Transcribe each line exactly.

-- begin Excerpted data --

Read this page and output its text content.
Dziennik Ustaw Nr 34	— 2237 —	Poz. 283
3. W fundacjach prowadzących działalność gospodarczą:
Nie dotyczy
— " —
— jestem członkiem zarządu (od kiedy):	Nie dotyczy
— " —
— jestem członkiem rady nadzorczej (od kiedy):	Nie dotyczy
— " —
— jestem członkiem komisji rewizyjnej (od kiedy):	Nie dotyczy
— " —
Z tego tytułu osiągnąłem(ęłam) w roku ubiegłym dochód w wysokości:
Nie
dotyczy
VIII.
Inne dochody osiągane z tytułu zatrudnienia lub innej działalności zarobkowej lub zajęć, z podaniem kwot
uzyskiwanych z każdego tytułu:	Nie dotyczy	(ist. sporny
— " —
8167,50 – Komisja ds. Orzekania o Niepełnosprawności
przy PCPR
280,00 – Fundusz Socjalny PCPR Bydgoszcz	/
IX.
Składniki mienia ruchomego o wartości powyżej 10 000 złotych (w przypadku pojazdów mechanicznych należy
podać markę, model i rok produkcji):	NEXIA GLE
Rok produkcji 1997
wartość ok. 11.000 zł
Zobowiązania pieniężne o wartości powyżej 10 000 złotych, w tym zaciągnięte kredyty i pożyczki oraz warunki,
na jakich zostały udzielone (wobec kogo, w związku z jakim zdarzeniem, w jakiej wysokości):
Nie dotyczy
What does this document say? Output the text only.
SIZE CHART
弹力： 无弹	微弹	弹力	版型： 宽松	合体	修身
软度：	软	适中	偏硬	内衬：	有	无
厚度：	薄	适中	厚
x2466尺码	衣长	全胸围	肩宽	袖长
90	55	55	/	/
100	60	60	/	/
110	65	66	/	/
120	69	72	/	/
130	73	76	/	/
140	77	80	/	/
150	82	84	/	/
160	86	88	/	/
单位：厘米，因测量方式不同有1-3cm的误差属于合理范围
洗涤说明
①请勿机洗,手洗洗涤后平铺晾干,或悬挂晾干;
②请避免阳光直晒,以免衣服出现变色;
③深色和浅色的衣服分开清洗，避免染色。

-- end Excerpted data --

§ Task result:
Read this page and output its text content.
Dziennik Ustaw Nr 34	— 2237 —	Poz. 283
3. W fundacjach prowadzących działalność gospodarczą:
Nie dotyczy
— " —
— jestem członkiem zarządu (od kiedy):	Nie dotyczy
— " —
— jestem członkiem rady nadzorczej (od kiedy):	Nie dotyczy
— " —
— jestem członkiem komisji rewizyjnej (od kiedy):	Nie dotyczy
— " —
Z tego tytułu osiągnąłem(ęłam) w roku ubiegłym dochód w wysokości:
Nie
dotyczy
VIII.
Inne dochody osiągane z tytułu zatrudnienia lub innej działalności zarobkowej lub zajęć, z podaniem kwot
uzyskiwanych z każdego tytułu:	Nie dotyczy	(ist. sporny
— " —
8167,50 – Komisja ds. Orzekania o Niepełnosprawności
przy PCPR
280,00 – Fundusz Socjalny PCPR Bydgoszcz	/
IX.
Składniki mienia ruchomego o wartości powyżej 10 000 złotych (w przypadku pojazdów mechanicznych należy
podać markę, model i rok produkcji):	NEXIA GLE
Rok produkcji 1997
wartość ok. 11.000 zł
Zobowiązania pieniężne o wartości powyżej 10 000 złotych, w tym zaciągnięte kredyty i pożyczki oraz warunki,
na jakich zostały udzielone (wobec kogo, w związku z jakim zdarzeniem, w jakiej wysokości):
Nie dotyczy
What does this document say? Output the text only.
SIZE CHART
弹力： 无弹	微弹	弹力	版型： 宽松	合体	修身
软度：	软	适中	偏硬	内衬：	有	无
厚度：	薄	适中	厚
x2466尺码	衣长	全胸围	肩宽	袖长
90	55	55	/	/
100	60	60	/	/
110	65	66	/	/
120	69	72	/	/
130	73	76	/	/
140	77	80	/	/
150	82	84	/	/
160	86	88	/	/
单位：厘米，因测量方式不同有1-3cm的误差属于合理范围
洗涤说明
①请勿机洗,手洗洗涤后平铺晾干,或悬挂晾干;
②请避免阳光直晒,以免衣服出现变色;
③深色和浅色的衣服分开清洗，避免染色。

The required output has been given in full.